---- Record set

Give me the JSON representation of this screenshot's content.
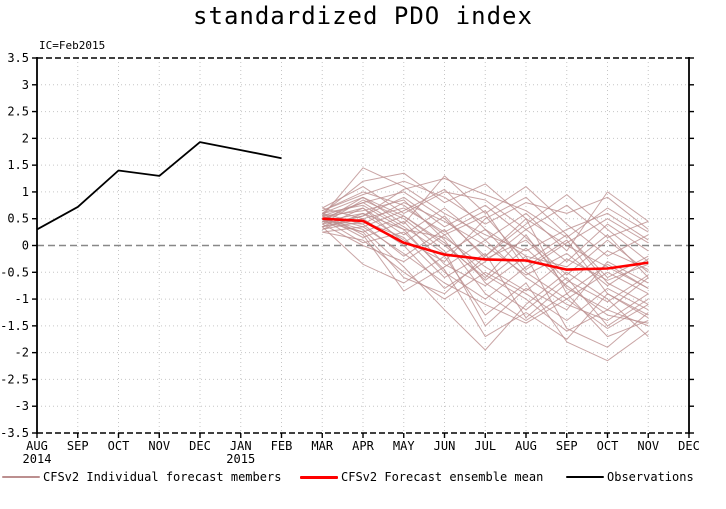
{
  "chart_data": {
    "type": "line",
    "title": "standardized PDO index",
    "annotation": "IC=Feb2015",
    "ylabel": "",
    "xlabel": "",
    "ylim": [
      -3.5,
      3.5
    ],
    "grid": true,
    "zero_line": true,
    "yticks": [
      {
        "v": 3.5,
        "label": "3.5"
      },
      {
        "v": 3.0,
        "label": "3"
      },
      {
        "v": 2.5,
        "label": "2.5"
      },
      {
        "v": 2.0,
        "label": "2"
      },
      {
        "v": 1.5,
        "label": "1.5"
      },
      {
        "v": 1.0,
        "label": "1"
      },
      {
        "v": 0.5,
        "label": "0.5"
      },
      {
        "v": 0.0,
        "label": "0"
      },
      {
        "v": -0.5,
        "label": "-0.5"
      },
      {
        "v": -1.0,
        "label": "-1"
      },
      {
        "v": -1.5,
        "label": "-1.5"
      },
      {
        "v": -2.0,
        "label": "-2"
      },
      {
        "v": -2.5,
        "label": "-2.5"
      },
      {
        "v": -3.0,
        "label": "-3"
      },
      {
        "v": -3.5,
        "label": "-3.5"
      }
    ],
    "months": [
      {
        "label": "AUG",
        "year": "2014"
      },
      {
        "label": "SEP"
      },
      {
        "label": "OCT"
      },
      {
        "label": "NOV"
      },
      {
        "label": "DEC"
      },
      {
        "label": "JAN",
        "year": "2015"
      },
      {
        "label": "FEB"
      },
      {
        "label": "MAR"
      },
      {
        "label": "APR"
      },
      {
        "label": "MAY"
      },
      {
        "label": "JUN"
      },
      {
        "label": "JUL"
      },
      {
        "label": "AUG"
      },
      {
        "label": "SEP"
      },
      {
        "label": "OCT"
      },
      {
        "label": "NOV"
      },
      {
        "label": "DEC"
      }
    ],
    "colors": {
      "member": "#bc8f8f",
      "mean": "#ff0000",
      "observations": "#000000",
      "grid": "#c6c6c6",
      "zero": "#888888",
      "frame": "#000000"
    },
    "observations": {
      "name": "Observations",
      "start_index": 0,
      "values": [
        0.3,
        0.72,
        1.4,
        1.3,
        1.93,
        1.78,
        1.63
      ]
    },
    "ensemble_mean": {
      "name": "CFSv2 Forecast ensemble mean",
      "start_index": 7,
      "values": [
        0.5,
        0.46,
        0.05,
        -0.17,
        -0.26,
        -0.28,
        -0.45,
        -0.43,
        -0.32
      ]
    },
    "members": {
      "name": "CFSv2 Individual forecast members",
      "start_index": 7,
      "values": [
        [
          0.55,
          1.45,
          1.1,
          0.6,
          0.2,
          -0.1,
          0.3,
          0.6,
          0.1
        ],
        [
          0.6,
          1.2,
          1.35,
          0.8,
          1.15,
          0.5,
          0.0,
          -0.4,
          -0.8
        ],
        [
          0.45,
          0.9,
          0.4,
          1.3,
          0.6,
          1.1,
          0.4,
          -0.2,
          0.2
        ],
        [
          0.5,
          0.8,
          1.0,
          0.5,
          -0.2,
          0.4,
          0.95,
          0.3,
          -0.3
        ],
        [
          0.35,
          0.7,
          0.2,
          0.7,
          0.1,
          0.6,
          -0.1,
          1.0,
          0.45
        ],
        [
          0.65,
          1.0,
          0.75,
          0.2,
          0.55,
          -0.3,
          0.2,
          -0.6,
          -0.2
        ],
        [
          0.4,
          0.55,
          0.9,
          0.35,
          0.75,
          0.15,
          -0.55,
          0.1,
          -0.5
        ],
        [
          0.55,
          0.35,
          0.65,
          1.05,
          0.3,
          -0.5,
          -1.0,
          -0.5,
          -0.9
        ],
        [
          0.3,
          0.6,
          0.1,
          -0.3,
          0.5,
          0.9,
          0.2,
          -0.7,
          -1.1
        ],
        [
          0.5,
          0.25,
          0.55,
          0.0,
          -0.6,
          0.2,
          -0.8,
          -1.2,
          -0.6
        ],
        [
          0.6,
          0.75,
          0.3,
          -0.5,
          -1.0,
          -0.4,
          0.1,
          -0.9,
          -1.3
        ],
        [
          0.45,
          0.4,
          -0.2,
          0.3,
          -0.7,
          -1.2,
          -0.6,
          -1.5,
          -1.0
        ],
        [
          0.7,
          0.5,
          0.0,
          -0.8,
          -0.3,
          0.3,
          -0.3,
          0.4,
          -0.1
        ],
        [
          0.25,
          0.1,
          -0.5,
          -1.0,
          -0.5,
          -0.9,
          -1.4,
          -0.8,
          -1.2
        ],
        [
          0.55,
          0.65,
          0.85,
          0.1,
          -0.9,
          -1.4,
          -0.9,
          -1.7,
          -1.4
        ],
        [
          0.35,
          -0.35,
          -0.7,
          -0.2,
          -1.3,
          -0.7,
          -1.8,
          -2.15,
          -1.6
        ],
        [
          0.5,
          0.3,
          -0.4,
          -1.2,
          -1.95,
          -1.1,
          -0.5,
          -1.0,
          -1.7
        ],
        [
          0.4,
          0.85,
          0.5,
          -0.1,
          -1.5,
          -0.8,
          -1.2,
          -0.3,
          -0.7
        ],
        [
          0.6,
          0.2,
          -0.85,
          -0.4,
          0.1,
          -0.6,
          -1.1,
          -1.4,
          -0.9
        ],
        [
          0.3,
          0.45,
          0.15,
          -0.6,
          -0.15,
          -1.35,
          -0.7,
          -0.1,
          -0.45
        ],
        [
          0.65,
          0.95,
          1.2,
          0.9,
          0.4,
          0.8,
          0.6,
          0.9,
          0.3
        ],
        [
          0.45,
          0.6,
          0.3,
          0.15,
          -0.4,
          -0.85,
          -0.25,
          -0.65,
          -0.35
        ],
        [
          0.55,
          0.15,
          0.45,
          -0.35,
          -0.75,
          -0.2,
          -1.55,
          -1.9,
          -1.25
        ],
        [
          0.35,
          0.5,
          0.7,
          0.25,
          0.65,
          -0.45,
          0.05,
          0.5,
          0.05
        ],
        [
          0.5,
          0.7,
          0.05,
          0.55,
          -0.25,
          0.1,
          -0.65,
          -1.05,
          -0.55
        ],
        [
          0.6,
          0.4,
          0.8,
          0.45,
          0.0,
          -0.55,
          -0.15,
          -0.75,
          -0.25
        ],
        [
          0.4,
          0.0,
          -0.3,
          0.2,
          -0.55,
          -1.0,
          -1.6,
          -1.2,
          -1.5
        ],
        [
          0.7,
          1.1,
          0.6,
          1.0,
          0.85,
          0.3,
          0.75,
          0.15,
          0.45
        ],
        [
          0.25,
          0.35,
          -0.15,
          -0.7,
          -1.1,
          -1.45,
          -1.0,
          -1.55,
          -1.1
        ],
        [
          0.55,
          0.8,
          0.35,
          -0.15,
          0.3,
          -0.2,
          -0.4,
          0.2,
          -0.6
        ],
        [
          0.45,
          0.25,
          -0.6,
          -0.9,
          -0.2,
          0.5,
          -0.9,
          -0.35,
          -0.8
        ],
        [
          0.6,
          0.9,
          0.55,
          0.05,
          -0.65,
          -0.05,
          -0.75,
          -1.3,
          -1.45
        ],
        [
          0.35,
          0.55,
          1.05,
          1.25,
          0.95,
          0.65,
          0.15,
          0.7,
          0.25
        ],
        [
          0.5,
          0.05,
          0.25,
          -0.45,
          -1.7,
          -1.25,
          -1.75,
          -0.9,
          -1.35
        ]
      ]
    },
    "legend": [
      {
        "label": "CFSv2 Individual forecast members",
        "color": "#bc8f8f",
        "thickness": 2
      },
      {
        "label": "CFSv2 Forecast ensemble mean",
        "color": "#ff0000",
        "thickness": 3
      },
      {
        "label": "Observations",
        "color": "#000000",
        "thickness": 2
      }
    ]
  }
}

--------

What you need to do: Skip the pictures and print each record exactly as it stands.

Answer in full:
Give me the JSON representation of this screenshot's content.
{
  "chart_data": {
    "type": "line",
    "title": "standardized PDO index",
    "annotation": "IC=Feb2015",
    "ylabel": "",
    "xlabel": "",
    "ylim": [
      -3.5,
      3.5
    ],
    "grid": true,
    "zero_line": true,
    "yticks": [
      {
        "v": 3.5,
        "label": "3.5"
      },
      {
        "v": 3.0,
        "label": "3"
      },
      {
        "v": 2.5,
        "label": "2.5"
      },
      {
        "v": 2.0,
        "label": "2"
      },
      {
        "v": 1.5,
        "label": "1.5"
      },
      {
        "v": 1.0,
        "label": "1"
      },
      {
        "v": 0.5,
        "label": "0.5"
      },
      {
        "v": 0.0,
        "label": "0"
      },
      {
        "v": -0.5,
        "label": "-0.5"
      },
      {
        "v": -1.0,
        "label": "-1"
      },
      {
        "v": -1.5,
        "label": "-1.5"
      },
      {
        "v": -2.0,
        "label": "-2"
      },
      {
        "v": -2.5,
        "label": "-2.5"
      },
      {
        "v": -3.0,
        "label": "-3"
      },
      {
        "v": -3.5,
        "label": "-3.5"
      }
    ],
    "months": [
      {
        "label": "AUG",
        "year": "2014"
      },
      {
        "label": "SEP"
      },
      {
        "label": "OCT"
      },
      {
        "label": "NOV"
      },
      {
        "label": "DEC"
      },
      {
        "label": "JAN",
        "year": "2015"
      },
      {
        "label": "FEB"
      },
      {
        "label": "MAR"
      },
      {
        "label": "APR"
      },
      {
        "label": "MAY"
      },
      {
        "label": "JUN"
      },
      {
        "label": "JUL"
      },
      {
        "label": "AUG"
      },
      {
        "label": "SEP"
      },
      {
        "label": "OCT"
      },
      {
        "label": "NOV"
      },
      {
        "label": "DEC"
      }
    ],
    "colors": {
      "member": "#bc8f8f",
      "mean": "#ff0000",
      "observations": "#000000",
      "grid": "#c6c6c6",
      "zero": "#888888",
      "frame": "#000000"
    },
    "observations": {
      "name": "Observations",
      "start_index": 0,
      "values": [
        0.3,
        0.72,
        1.4,
        1.3,
        1.93,
        1.78,
        1.63
      ]
    },
    "ensemble_mean": {
      "name": "CFSv2 Forecast ensemble mean",
      "start_index": 7,
      "values": [
        0.5,
        0.46,
        0.05,
        -0.17,
        -0.26,
        -0.28,
        -0.45,
        -0.43,
        -0.32
      ]
    },
    "members": {
      "name": "CFSv2 Individual forecast members",
      "start_index": 7,
      "values": [
        [
          0.55,
          1.45,
          1.1,
          0.6,
          0.2,
          -0.1,
          0.3,
          0.6,
          0.1
        ],
        [
          0.6,
          1.2,
          1.35,
          0.8,
          1.15,
          0.5,
          0.0,
          -0.4,
          -0.8
        ],
        [
          0.45,
          0.9,
          0.4,
          1.3,
          0.6,
          1.1,
          0.4,
          -0.2,
          0.2
        ],
        [
          0.5,
          0.8,
          1.0,
          0.5,
          -0.2,
          0.4,
          0.95,
          0.3,
          -0.3
        ],
        [
          0.35,
          0.7,
          0.2,
          0.7,
          0.1,
          0.6,
          -0.1,
          1.0,
          0.45
        ],
        [
          0.65,
          1.0,
          0.75,
          0.2,
          0.55,
          -0.3,
          0.2,
          -0.6,
          -0.2
        ],
        [
          0.4,
          0.55,
          0.9,
          0.35,
          0.75,
          0.15,
          -0.55,
          0.1,
          -0.5
        ],
        [
          0.55,
          0.35,
          0.65,
          1.05,
          0.3,
          -0.5,
          -1.0,
          -0.5,
          -0.9
        ],
        [
          0.3,
          0.6,
          0.1,
          -0.3,
          0.5,
          0.9,
          0.2,
          -0.7,
          -1.1
        ],
        [
          0.5,
          0.25,
          0.55,
          0.0,
          -0.6,
          0.2,
          -0.8,
          -1.2,
          -0.6
        ],
        [
          0.6,
          0.75,
          0.3,
          -0.5,
          -1.0,
          -0.4,
          0.1,
          -0.9,
          -1.3
        ],
        [
          0.45,
          0.4,
          -0.2,
          0.3,
          -0.7,
          -1.2,
          -0.6,
          -1.5,
          -1.0
        ],
        [
          0.7,
          0.5,
          0.0,
          -0.8,
          -0.3,
          0.3,
          -0.3,
          0.4,
          -0.1
        ],
        [
          0.25,
          0.1,
          -0.5,
          -1.0,
          -0.5,
          -0.9,
          -1.4,
          -0.8,
          -1.2
        ],
        [
          0.55,
          0.65,
          0.85,
          0.1,
          -0.9,
          -1.4,
          -0.9,
          -1.7,
          -1.4
        ],
        [
          0.35,
          -0.35,
          -0.7,
          -0.2,
          -1.3,
          -0.7,
          -1.8,
          -2.15,
          -1.6
        ],
        [
          0.5,
          0.3,
          -0.4,
          -1.2,
          -1.95,
          -1.1,
          -0.5,
          -1.0,
          -1.7
        ],
        [
          0.4,
          0.85,
          0.5,
          -0.1,
          -1.5,
          -0.8,
          -1.2,
          -0.3,
          -0.7
        ],
        [
          0.6,
          0.2,
          -0.85,
          -0.4,
          0.1,
          -0.6,
          -1.1,
          -1.4,
          -0.9
        ],
        [
          0.3,
          0.45,
          0.15,
          -0.6,
          -0.15,
          -1.35,
          -0.7,
          -0.1,
          -0.45
        ],
        [
          0.65,
          0.95,
          1.2,
          0.9,
          0.4,
          0.8,
          0.6,
          0.9,
          0.3
        ],
        [
          0.45,
          0.6,
          0.3,
          0.15,
          -0.4,
          -0.85,
          -0.25,
          -0.65,
          -0.35
        ],
        [
          0.55,
          0.15,
          0.45,
          -0.35,
          -0.75,
          -0.2,
          -1.55,
          -1.9,
          -1.25
        ],
        [
          0.35,
          0.5,
          0.7,
          0.25,
          0.65,
          -0.45,
          0.05,
          0.5,
          0.05
        ],
        [
          0.5,
          0.7,
          0.05,
          0.55,
          -0.25,
          0.1,
          -0.65,
          -1.05,
          -0.55
        ],
        [
          0.6,
          0.4,
          0.8,
          0.45,
          0.0,
          -0.55,
          -0.15,
          -0.75,
          -0.25
        ],
        [
          0.4,
          0.0,
          -0.3,
          0.2,
          -0.55,
          -1.0,
          -1.6,
          -1.2,
          -1.5
        ],
        [
          0.7,
          1.1,
          0.6,
          1.0,
          0.85,
          0.3,
          0.75,
          0.15,
          0.45
        ],
        [
          0.25,
          0.35,
          -0.15,
          -0.7,
          -1.1,
          -1.45,
          -1.0,
          -1.55,
          -1.1
        ],
        [
          0.55,
          0.8,
          0.35,
          -0.15,
          0.3,
          -0.2,
          -0.4,
          0.2,
          -0.6
        ],
        [
          0.45,
          0.25,
          -0.6,
          -0.9,
          -0.2,
          0.5,
          -0.9,
          -0.35,
          -0.8
        ],
        [
          0.6,
          0.9,
          0.55,
          0.05,
          -0.65,
          -0.05,
          -0.75,
          -1.3,
          -1.45
        ],
        [
          0.35,
          0.55,
          1.05,
          1.25,
          0.95,
          0.65,
          0.15,
          0.7,
          0.25
        ],
        [
          0.5,
          0.05,
          0.25,
          -0.45,
          -1.7,
          -1.25,
          -1.75,
          -0.9,
          -1.35
        ]
      ]
    },
    "legend": [
      {
        "label": "CFSv2 Individual forecast members",
        "color": "#bc8f8f",
        "thickness": 2
      },
      {
        "label": "CFSv2 Forecast ensemble mean",
        "color": "#ff0000",
        "thickness": 3
      },
      {
        "label": "Observations",
        "color": "#000000",
        "thickness": 2
      }
    ]
  }
}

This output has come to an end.